--- Given records ---
----

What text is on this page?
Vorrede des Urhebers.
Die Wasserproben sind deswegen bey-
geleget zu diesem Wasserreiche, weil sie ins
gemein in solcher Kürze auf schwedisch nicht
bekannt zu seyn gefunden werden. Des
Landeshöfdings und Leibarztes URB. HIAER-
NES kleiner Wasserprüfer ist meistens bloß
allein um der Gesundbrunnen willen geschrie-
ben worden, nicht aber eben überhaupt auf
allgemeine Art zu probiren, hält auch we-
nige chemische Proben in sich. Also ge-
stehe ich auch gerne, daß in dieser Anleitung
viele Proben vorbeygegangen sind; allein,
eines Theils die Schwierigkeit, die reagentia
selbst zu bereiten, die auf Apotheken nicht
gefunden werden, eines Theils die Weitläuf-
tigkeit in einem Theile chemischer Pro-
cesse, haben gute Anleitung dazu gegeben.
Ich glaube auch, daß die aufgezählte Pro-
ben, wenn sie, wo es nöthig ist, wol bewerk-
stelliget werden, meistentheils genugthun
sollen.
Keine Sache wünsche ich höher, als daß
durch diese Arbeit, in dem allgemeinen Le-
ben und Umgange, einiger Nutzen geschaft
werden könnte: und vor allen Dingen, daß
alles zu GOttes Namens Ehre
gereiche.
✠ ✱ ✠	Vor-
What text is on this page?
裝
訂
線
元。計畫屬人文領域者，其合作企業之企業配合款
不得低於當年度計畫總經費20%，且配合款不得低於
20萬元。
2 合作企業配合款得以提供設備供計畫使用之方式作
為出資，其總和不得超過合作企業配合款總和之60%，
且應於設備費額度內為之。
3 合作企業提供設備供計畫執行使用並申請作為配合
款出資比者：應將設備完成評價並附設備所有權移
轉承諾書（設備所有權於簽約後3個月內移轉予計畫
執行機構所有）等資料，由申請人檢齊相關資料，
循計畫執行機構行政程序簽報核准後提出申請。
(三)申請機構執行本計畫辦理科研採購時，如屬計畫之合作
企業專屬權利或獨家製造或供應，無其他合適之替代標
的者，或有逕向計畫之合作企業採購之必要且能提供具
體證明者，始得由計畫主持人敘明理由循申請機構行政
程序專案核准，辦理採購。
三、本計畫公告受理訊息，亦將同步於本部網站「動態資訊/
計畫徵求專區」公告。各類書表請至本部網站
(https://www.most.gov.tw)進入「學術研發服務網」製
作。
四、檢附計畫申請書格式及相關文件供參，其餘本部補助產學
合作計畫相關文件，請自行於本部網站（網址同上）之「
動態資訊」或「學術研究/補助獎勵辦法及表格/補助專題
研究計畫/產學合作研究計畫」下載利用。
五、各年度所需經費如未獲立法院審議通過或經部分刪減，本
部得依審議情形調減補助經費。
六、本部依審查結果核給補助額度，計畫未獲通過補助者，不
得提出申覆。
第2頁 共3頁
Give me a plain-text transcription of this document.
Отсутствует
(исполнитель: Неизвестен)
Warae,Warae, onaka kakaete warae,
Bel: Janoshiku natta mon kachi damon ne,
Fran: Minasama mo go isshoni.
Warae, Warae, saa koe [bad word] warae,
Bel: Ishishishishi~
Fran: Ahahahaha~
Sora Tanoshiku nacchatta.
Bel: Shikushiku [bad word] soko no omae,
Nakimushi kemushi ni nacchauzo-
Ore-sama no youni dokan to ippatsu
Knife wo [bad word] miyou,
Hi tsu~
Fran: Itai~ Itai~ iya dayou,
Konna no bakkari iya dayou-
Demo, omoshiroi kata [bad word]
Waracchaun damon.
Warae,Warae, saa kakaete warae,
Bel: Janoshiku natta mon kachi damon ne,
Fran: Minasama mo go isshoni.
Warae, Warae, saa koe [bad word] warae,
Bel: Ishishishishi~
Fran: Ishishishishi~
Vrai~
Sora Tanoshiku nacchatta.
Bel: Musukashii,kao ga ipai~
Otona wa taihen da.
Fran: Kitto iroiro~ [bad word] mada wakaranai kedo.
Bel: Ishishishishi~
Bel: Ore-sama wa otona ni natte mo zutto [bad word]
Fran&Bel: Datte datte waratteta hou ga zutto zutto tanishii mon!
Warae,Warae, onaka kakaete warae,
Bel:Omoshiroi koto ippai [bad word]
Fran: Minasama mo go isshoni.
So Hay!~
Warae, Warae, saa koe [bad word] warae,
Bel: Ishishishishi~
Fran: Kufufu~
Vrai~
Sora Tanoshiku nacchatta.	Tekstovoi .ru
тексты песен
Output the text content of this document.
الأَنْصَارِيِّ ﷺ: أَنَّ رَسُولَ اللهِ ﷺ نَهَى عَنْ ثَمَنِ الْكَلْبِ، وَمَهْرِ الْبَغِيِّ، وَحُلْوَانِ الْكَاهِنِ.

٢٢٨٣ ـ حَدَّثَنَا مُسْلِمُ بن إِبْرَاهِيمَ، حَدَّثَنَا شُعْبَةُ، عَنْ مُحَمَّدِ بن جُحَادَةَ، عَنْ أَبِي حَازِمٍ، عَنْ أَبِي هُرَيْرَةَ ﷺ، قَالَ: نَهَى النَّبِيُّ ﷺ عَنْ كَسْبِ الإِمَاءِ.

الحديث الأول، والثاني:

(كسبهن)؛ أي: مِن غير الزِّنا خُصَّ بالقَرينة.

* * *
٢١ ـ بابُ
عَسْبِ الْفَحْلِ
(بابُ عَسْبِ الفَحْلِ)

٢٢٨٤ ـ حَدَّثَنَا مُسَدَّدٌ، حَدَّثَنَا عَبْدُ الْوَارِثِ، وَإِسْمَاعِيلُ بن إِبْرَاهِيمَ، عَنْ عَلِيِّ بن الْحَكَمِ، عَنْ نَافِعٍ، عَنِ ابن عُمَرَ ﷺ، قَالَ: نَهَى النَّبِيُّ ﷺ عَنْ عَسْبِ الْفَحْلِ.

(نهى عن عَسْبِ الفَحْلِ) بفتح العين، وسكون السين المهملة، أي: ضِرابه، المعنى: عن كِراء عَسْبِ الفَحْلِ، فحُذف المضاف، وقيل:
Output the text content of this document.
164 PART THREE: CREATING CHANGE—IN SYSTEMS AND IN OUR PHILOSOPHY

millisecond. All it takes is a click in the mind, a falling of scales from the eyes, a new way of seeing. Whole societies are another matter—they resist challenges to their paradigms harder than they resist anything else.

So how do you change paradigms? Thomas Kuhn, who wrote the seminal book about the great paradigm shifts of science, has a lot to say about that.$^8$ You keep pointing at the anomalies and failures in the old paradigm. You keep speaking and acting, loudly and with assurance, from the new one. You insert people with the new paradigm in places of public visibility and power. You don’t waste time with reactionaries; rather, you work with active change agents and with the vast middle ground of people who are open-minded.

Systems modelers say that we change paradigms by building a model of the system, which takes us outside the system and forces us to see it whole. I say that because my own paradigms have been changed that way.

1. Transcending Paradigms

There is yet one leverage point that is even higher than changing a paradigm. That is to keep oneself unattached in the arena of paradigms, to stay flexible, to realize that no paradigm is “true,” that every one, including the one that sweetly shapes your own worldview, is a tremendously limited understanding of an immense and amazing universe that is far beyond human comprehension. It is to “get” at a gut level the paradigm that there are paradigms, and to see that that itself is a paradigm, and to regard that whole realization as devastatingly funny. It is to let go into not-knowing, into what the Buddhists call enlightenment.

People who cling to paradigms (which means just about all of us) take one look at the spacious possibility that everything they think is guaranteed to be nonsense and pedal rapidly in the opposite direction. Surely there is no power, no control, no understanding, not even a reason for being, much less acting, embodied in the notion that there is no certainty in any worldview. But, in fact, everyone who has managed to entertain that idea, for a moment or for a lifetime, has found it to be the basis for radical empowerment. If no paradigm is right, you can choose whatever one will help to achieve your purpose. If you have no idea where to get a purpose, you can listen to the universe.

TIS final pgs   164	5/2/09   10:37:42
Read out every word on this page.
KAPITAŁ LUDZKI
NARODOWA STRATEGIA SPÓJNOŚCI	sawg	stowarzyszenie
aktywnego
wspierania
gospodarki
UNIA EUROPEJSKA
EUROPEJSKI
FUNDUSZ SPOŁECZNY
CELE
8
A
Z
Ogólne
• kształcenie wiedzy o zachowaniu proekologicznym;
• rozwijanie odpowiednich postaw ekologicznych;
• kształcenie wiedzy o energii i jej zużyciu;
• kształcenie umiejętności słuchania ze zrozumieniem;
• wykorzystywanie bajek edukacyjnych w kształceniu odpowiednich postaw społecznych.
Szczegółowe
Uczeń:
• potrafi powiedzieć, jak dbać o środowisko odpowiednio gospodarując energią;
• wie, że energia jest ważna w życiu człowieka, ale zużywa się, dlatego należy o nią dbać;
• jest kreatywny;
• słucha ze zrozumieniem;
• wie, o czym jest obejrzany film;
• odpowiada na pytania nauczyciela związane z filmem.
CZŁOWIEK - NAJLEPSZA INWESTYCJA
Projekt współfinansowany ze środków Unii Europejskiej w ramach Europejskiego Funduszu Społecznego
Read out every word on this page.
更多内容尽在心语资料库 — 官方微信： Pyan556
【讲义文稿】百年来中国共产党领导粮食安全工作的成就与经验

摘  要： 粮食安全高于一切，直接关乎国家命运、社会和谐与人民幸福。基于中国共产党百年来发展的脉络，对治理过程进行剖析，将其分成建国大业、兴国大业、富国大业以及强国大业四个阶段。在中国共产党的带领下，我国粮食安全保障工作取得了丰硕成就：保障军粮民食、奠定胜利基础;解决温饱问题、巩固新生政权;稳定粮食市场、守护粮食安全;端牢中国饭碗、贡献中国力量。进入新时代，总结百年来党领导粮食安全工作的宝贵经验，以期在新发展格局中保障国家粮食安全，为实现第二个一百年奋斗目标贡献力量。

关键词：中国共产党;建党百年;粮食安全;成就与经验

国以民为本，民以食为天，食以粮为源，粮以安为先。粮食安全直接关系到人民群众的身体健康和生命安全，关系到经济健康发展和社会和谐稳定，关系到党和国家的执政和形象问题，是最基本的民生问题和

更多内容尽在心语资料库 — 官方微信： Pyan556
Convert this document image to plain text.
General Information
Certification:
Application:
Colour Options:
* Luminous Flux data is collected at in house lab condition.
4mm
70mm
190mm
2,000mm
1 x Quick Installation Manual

----

--- Directions ---
Reproduce exactly, with nothing added, the lines from the one that contains "Convert this document image to plain text." to the end of the data.

--- Problem solution ---
Convert this document image to plain text.
General Information
Certification:
Application:
Colour Options:
* Luminous Flux data is collected at in house lab condition.
4mm
70mm
190mm
2,000mm
1 x Quick Installation Manual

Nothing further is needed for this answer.